* _Description of the task_: Quote all of the data below exactly, please.

* _Entries shown_:
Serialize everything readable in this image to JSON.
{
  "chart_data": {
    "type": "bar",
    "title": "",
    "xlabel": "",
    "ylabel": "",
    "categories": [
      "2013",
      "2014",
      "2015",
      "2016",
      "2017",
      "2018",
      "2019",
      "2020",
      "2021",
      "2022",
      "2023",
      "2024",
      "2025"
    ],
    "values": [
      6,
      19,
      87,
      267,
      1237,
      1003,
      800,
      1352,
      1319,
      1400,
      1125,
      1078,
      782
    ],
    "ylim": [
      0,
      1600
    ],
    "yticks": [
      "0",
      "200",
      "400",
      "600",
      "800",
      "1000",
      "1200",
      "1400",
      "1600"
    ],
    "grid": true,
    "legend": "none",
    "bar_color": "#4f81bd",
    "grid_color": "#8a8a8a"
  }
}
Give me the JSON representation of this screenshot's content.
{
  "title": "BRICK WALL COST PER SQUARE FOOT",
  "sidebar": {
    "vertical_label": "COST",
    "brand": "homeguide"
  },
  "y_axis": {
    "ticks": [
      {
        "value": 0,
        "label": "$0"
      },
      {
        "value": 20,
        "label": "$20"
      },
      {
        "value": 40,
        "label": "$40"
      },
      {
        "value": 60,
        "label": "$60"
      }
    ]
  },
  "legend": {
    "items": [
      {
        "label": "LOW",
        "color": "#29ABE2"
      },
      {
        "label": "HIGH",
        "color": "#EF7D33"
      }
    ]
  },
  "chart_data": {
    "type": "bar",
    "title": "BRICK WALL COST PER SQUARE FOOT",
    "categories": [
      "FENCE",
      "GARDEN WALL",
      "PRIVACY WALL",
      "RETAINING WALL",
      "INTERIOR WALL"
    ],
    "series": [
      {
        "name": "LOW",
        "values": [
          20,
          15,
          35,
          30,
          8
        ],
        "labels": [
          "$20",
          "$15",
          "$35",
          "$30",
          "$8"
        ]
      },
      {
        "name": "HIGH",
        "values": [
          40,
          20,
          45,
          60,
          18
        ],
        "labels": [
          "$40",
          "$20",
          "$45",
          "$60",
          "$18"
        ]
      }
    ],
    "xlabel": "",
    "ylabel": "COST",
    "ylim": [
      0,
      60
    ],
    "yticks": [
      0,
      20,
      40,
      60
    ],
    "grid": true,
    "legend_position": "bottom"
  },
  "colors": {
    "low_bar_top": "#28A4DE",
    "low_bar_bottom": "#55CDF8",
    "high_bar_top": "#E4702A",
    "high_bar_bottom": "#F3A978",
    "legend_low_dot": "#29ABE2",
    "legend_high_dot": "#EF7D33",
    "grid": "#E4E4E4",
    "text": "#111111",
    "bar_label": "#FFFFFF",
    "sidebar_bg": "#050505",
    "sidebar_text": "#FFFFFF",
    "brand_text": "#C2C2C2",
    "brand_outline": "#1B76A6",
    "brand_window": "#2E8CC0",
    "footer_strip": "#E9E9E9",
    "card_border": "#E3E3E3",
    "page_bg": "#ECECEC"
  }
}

* _Solved exercise_:
Serialize everything readable in this image to JSON.
{
  "chart_data": {
    "type": "bar",
    "title": "",
    "xlabel": "",
    "ylabel": "",
    "categories": [
      "2013",
      "2014",
      "2015",
      "2016",
      "2017",
      "2018",
      "2019",
      "2020",
      "2021",
      "2022",
      "2023",
      "2024",
      "2025"
    ],
    "values": [
      6,
      19,
      87,
      267,
      1237,
      1003,
      800,
      1352,
      1319,
      1400,
      1125,
      1078,
      782
    ],
    "ylim": [
      0,
      1600
    ],
    "yticks": [
      "0",
      "200",
      "400",
      "600",
      "800",
      "1000",
      "1200",
      "1400",
      "1600"
    ],
    "grid": true,
    "legend": "none",
    "bar_color": "#4f81bd",
    "grid_color": "#8a8a8a"
  }
}
Give me the JSON representation of this screenshot's content.
{
  "title": "BRICK WALL COST PER SQUARE FOOT",
  "sidebar": {
    "vertical_label": "COST",
    "brand": "homeguide"
  },
  "y_axis": {
    "ticks": [
      {
        "value": 0,
        "label": "$0"
      },
      {
        "value": 20,
        "label": "$20"
      },
      {
        "value": 40,
        "label": "$40"
      },
      {
        "value": 60,
        "label": "$60"
      }
    ]
  },
  "legend": {
    "items": [
      {
        "label": "LOW",
        "color": "#29ABE2"
      },
      {
        "label": "HIGH",
        "color": "#EF7D33"
      }
    ]
  },
  "chart_data": {
    "type": "bar",
    "title": "BRICK WALL COST PER SQUARE FOOT",
    "categories": [
      "FENCE",
      "GARDEN WALL",
      "PRIVACY WALL",
      "RETAINING WALL",
      "INTERIOR WALL"
    ],
    "series": [
      {
        "name": "LOW",
        "values": [
          20,
          15,
          35,
          30,
          8
        ],
        "labels": [
          "$20",
          "$15",
          "$35",
          "$30",
          "$8"
        ]
      },
      {
        "name": "HIGH",
        "values": [
          40,
          20,
          45,
          60,
          18
        ],
        "labels": [
          "$40",
          "$20",
          "$45",
          "$60",
          "$18"
        ]
      }
    ],
    "xlabel": "",
    "ylabel": "COST",
    "ylim": [
      0,
      60
    ],
    "yticks": [
      0,
      20,
      40,
      60
    ],
    "grid": true,
    "legend_position": "bottom"
  },
  "colors": {
    "low_bar_top": "#28A4DE",
    "low_bar_bottom": "#55CDF8",
    "high_bar_top": "#E4702A",
    "high_bar_bottom": "#F3A978",
    "legend_low_dot": "#29ABE2",
    "legend_high_dot": "#EF7D33",
    "grid": "#E4E4E4",
    "text": "#111111",
    "bar_label": "#FFFFFF",
    "sidebar_bg": "#050505",
    "sidebar_text": "#FFFFFF",
    "brand_text": "#C2C2C2",
    "brand_outline": "#1B76A6",
    "brand_window": "#2E8CC0",
    "footer_strip": "#E9E9E9",
    "card_border": "#E3E3E3",
    "page_bg": "#ECECEC"
  }
}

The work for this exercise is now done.